Region and label listing
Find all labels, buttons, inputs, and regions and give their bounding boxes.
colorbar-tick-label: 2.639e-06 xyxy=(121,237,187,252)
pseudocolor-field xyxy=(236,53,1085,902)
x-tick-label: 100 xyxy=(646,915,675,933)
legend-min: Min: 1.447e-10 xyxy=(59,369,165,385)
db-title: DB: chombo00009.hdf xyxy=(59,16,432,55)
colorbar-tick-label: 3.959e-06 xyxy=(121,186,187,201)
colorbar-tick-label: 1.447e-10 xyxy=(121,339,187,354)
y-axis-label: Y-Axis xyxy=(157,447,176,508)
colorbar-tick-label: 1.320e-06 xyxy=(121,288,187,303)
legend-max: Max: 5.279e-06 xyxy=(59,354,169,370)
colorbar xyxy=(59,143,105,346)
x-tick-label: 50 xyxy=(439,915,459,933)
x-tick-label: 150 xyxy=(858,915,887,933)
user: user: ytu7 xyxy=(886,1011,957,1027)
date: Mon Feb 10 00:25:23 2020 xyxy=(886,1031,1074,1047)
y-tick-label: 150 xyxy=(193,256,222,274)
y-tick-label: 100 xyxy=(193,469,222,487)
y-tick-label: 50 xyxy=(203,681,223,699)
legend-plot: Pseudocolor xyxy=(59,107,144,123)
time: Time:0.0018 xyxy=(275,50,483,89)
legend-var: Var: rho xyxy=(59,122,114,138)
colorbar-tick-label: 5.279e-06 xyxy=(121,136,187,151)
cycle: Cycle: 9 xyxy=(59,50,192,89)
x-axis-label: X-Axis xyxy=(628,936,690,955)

• OBJECTIVE: Recast the entire listing above as a numbered list, leaving out any blank lines.

• FULL RESPONSE:
1. Find all labels, buttons, inputs, and regions and give their bounding boxes.
2. colorbar-tick-label: 2.639e-06 xyxy=(121,237,187,252)
3. pseudocolor-field xyxy=(236,53,1085,902)
4. x-tick-label: 100 xyxy=(646,915,675,933)
5. legend-min: Min: 1.447e-10 xyxy=(59,369,165,385)
6. db-title: DB: chombo00009.hdf xyxy=(59,16,432,55)
7. colorbar-tick-label: 3.959e-06 xyxy=(121,186,187,201)
8. colorbar-tick-label: 1.447e-10 xyxy=(121,339,187,354)
9. y-axis-label: Y-Axis xyxy=(157,447,176,508)
10. colorbar-tick-label: 1.320e-06 xyxy=(121,288,187,303)
11. legend-max: Max: 5.279e-06 xyxy=(59,354,169,370)
12. colorbar xyxy=(59,143,105,346)
13. x-tick-label: 50 xyxy=(439,915,459,933)
14. x-tick-label: 150 xyxy=(858,915,887,933)
15. user: user: ytu7 xyxy=(886,1011,957,1027)
16. date: Mon Feb 10 00:25:23 2020 xyxy=(886,1031,1074,1047)
17. y-tick-label: 150 xyxy=(193,256,222,274)
18. y-tick-label: 100 xyxy=(193,469,222,487)
19. y-tick-label: 50 xyxy=(203,681,223,699)
20. legend-plot: Pseudocolor xyxy=(59,107,144,123)
21. time: Time:0.0018 xyxy=(275,50,483,89)
22. legend-var: Var: rho xyxy=(59,122,114,138)
23. colorbar-tick-label: 5.279e-06 xyxy=(121,136,187,151)
24. cycle: Cycle: 9 xyxy=(59,50,192,89)
25. x-axis-label: X-Axis xyxy=(628,936,690,955)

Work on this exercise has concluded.